-- begin GIVEN DATA --
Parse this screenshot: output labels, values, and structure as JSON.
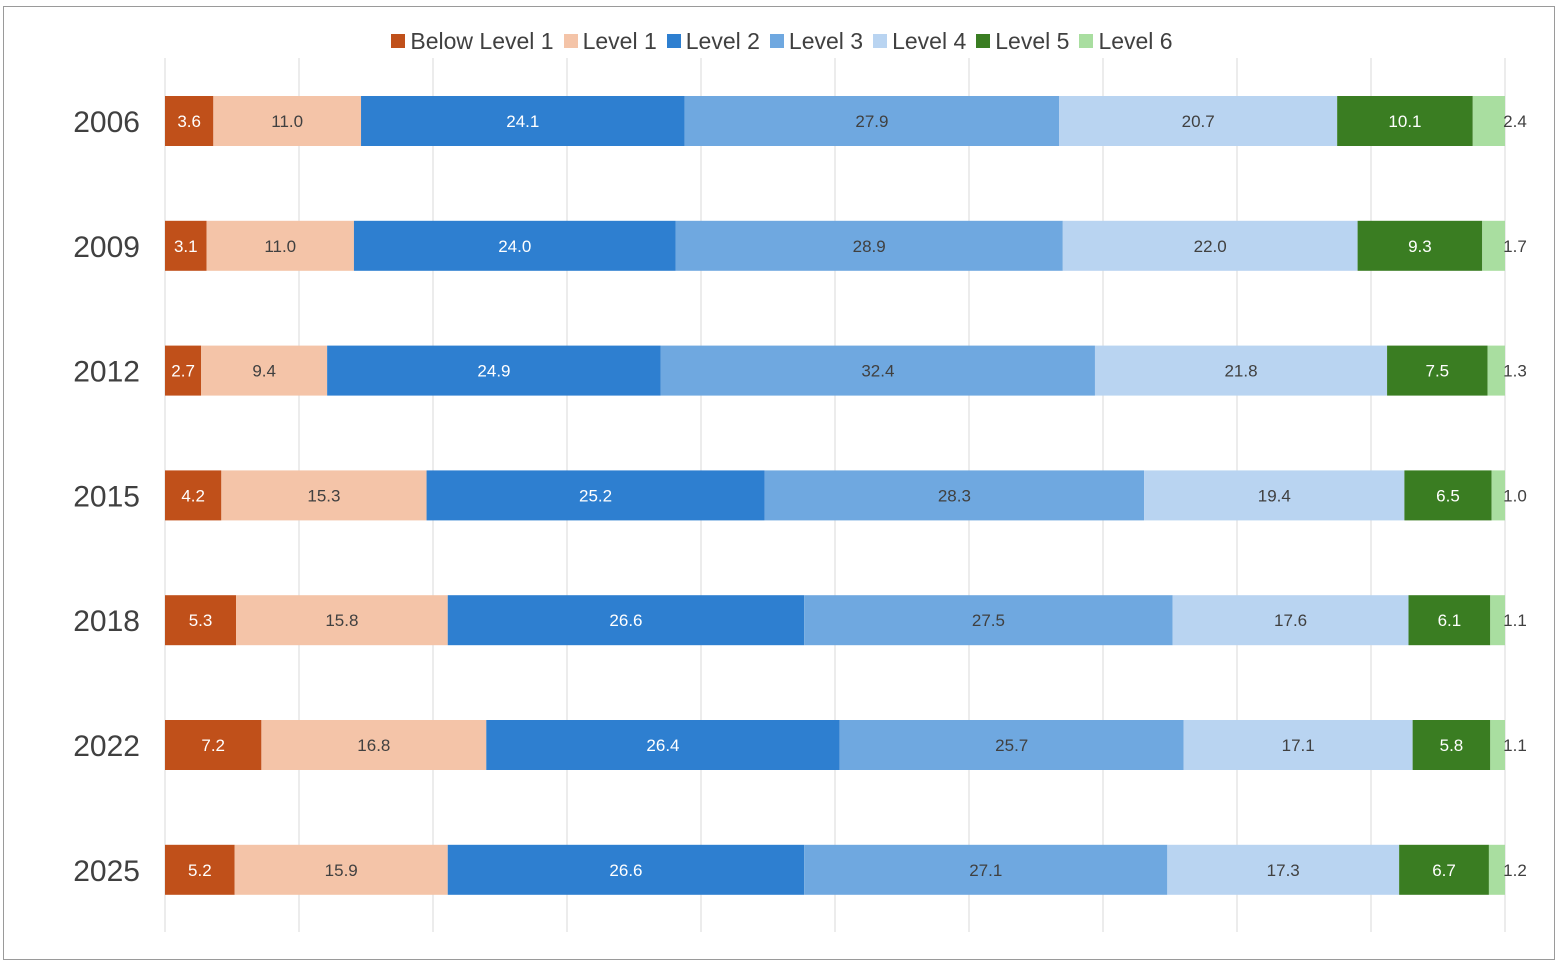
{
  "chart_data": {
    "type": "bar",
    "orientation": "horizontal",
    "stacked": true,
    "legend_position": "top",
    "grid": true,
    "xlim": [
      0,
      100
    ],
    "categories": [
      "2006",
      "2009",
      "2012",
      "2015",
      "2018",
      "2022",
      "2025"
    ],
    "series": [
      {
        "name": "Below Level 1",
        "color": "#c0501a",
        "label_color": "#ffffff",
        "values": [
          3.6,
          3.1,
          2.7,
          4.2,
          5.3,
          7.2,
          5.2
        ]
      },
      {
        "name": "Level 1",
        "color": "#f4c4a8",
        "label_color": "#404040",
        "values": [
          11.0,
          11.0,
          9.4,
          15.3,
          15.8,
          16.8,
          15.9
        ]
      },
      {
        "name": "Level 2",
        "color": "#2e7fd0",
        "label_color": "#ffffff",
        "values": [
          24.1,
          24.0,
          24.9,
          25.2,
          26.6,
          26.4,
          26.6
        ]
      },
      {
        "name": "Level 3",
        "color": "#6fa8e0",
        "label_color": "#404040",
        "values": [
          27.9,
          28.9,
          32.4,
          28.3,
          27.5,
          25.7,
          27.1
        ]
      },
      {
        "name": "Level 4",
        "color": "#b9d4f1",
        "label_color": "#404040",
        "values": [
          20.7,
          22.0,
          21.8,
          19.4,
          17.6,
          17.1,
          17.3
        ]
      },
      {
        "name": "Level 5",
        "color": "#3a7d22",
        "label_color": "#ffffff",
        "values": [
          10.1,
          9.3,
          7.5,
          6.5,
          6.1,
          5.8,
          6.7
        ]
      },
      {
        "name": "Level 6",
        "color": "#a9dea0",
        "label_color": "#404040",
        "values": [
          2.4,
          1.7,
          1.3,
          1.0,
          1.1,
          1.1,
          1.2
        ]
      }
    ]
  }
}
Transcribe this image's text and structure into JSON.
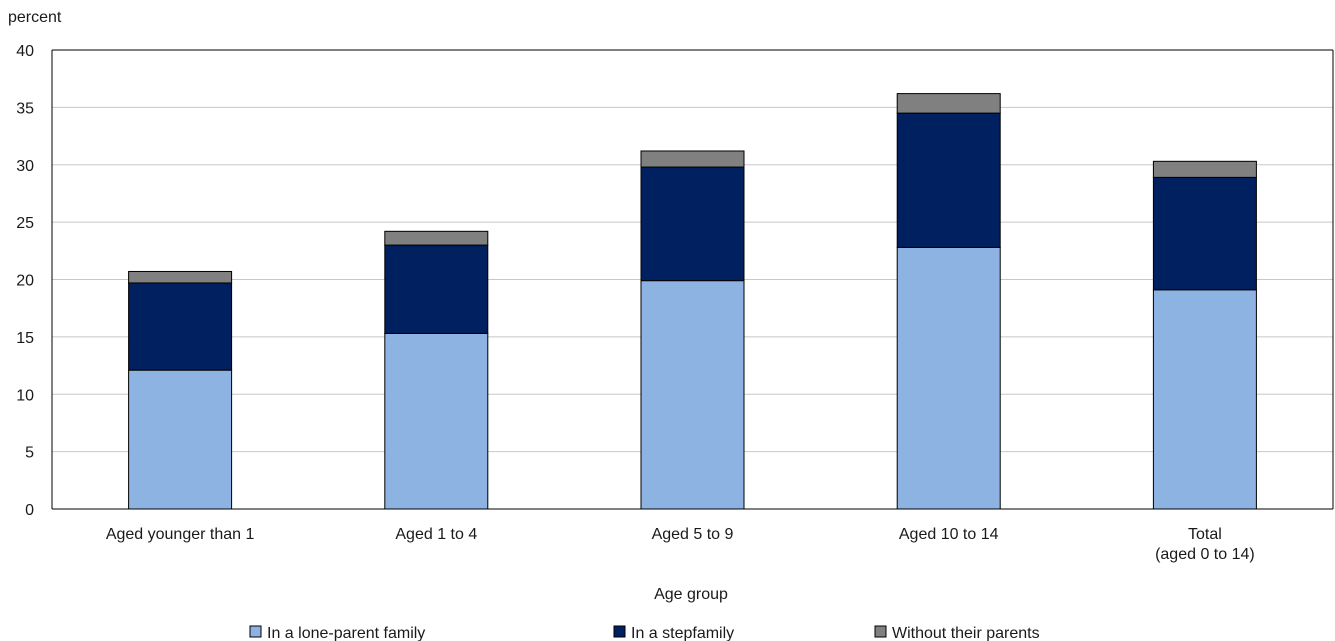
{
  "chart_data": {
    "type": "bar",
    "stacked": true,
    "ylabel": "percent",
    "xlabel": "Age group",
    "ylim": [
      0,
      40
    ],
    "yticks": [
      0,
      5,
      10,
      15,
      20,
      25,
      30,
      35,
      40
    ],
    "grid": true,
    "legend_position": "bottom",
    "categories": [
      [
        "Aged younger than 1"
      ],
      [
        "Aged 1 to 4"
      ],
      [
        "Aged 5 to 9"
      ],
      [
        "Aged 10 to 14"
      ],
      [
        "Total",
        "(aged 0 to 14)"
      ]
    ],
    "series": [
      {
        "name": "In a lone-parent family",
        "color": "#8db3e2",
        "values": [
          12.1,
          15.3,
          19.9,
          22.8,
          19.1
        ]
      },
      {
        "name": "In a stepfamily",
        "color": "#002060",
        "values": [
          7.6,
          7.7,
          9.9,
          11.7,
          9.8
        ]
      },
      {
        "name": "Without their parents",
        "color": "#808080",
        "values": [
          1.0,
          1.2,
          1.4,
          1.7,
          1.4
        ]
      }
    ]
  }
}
-- end GIVEN DATA --
• [TASK STATEMENT]: Excluding the pictures, reproduce every entry exactly as given.

• [RESULT OF THE EXERCISE]:
Parse this screenshot: output labels, values, and structure as JSON.
{
  "chart_data": {
    "type": "bar",
    "orientation": "horizontal",
    "stacked": true,
    "legend_position": "top",
    "grid": true,
    "xlim": [
      0,
      100
    ],
    "categories": [
      "2006",
      "2009",
      "2012",
      "2015",
      "2018",
      "2022",
      "2025"
    ],
    "series": [
      {
        "name": "Below Level 1",
        "color": "#c0501a",
        "label_color": "#ffffff",
        "values": [
          3.6,
          3.1,
          2.7,
          4.2,
          5.3,
          7.2,
          5.2
        ]
      },
      {
        "name": "Level 1",
        "color": "#f4c4a8",
        "label_color": "#404040",
        "values": [
          11.0,
          11.0,
          9.4,
          15.3,
          15.8,
          16.8,
          15.9
        ]
      },
      {
        "name": "Level 2",
        "color": "#2e7fd0",
        "label_color": "#ffffff",
        "values": [
          24.1,
          24.0,
          24.9,
          25.2,
          26.6,
          26.4,
          26.6
        ]
      },
      {
        "name": "Level 3",
        "color": "#6fa8e0",
        "label_color": "#404040",
        "values": [
          27.9,
          28.9,
          32.4,
          28.3,
          27.5,
          25.7,
          27.1
        ]
      },
      {
        "name": "Level 4",
        "color": "#b9d4f1",
        "label_color": "#404040",
        "values": [
          20.7,
          22.0,
          21.8,
          19.4,
          17.6,
          17.1,
          17.3
        ]
      },
      {
        "name": "Level 5",
        "color": "#3a7d22",
        "label_color": "#ffffff",
        "values": [
          10.1,
          9.3,
          7.5,
          6.5,
          6.1,
          5.8,
          6.7
        ]
      },
      {
        "name": "Level 6",
        "color": "#a9dea0",
        "label_color": "#404040",
        "values": [
          2.4,
          1.7,
          1.3,
          1.0,
          1.1,
          1.1,
          1.2
        ]
      }
    ]
  }
}
Transcribe this image's text and structure into JSON.
{
  "chart_data": {
    "type": "bar",
    "stacked": true,
    "ylabel": "percent",
    "xlabel": "Age group",
    "ylim": [
      0,
      40
    ],
    "yticks": [
      0,
      5,
      10,
      15,
      20,
      25,
      30,
      35,
      40
    ],
    "grid": true,
    "legend_position": "bottom",
    "categories": [
      [
        "Aged younger than 1"
      ],
      [
        "Aged 1 to 4"
      ],
      [
        "Aged 5 to 9"
      ],
      [
        "Aged 10 to 14"
      ],
      [
        "Total",
        "(aged 0 to 14)"
      ]
    ],
    "series": [
      {
        "name": "In a lone-parent family",
        "color": "#8db3e2",
        "values": [
          12.1,
          15.3,
          19.9,
          22.8,
          19.1
        ]
      },
      {
        "name": "In a stepfamily",
        "color": "#002060",
        "values": [
          7.6,
          7.7,
          9.9,
          11.7,
          9.8
        ]
      },
      {
        "name": "Without their parents",
        "color": "#808080",
        "values": [
          1.0,
          1.2,
          1.4,
          1.7,
          1.4
        ]
      }
    ]
  }
}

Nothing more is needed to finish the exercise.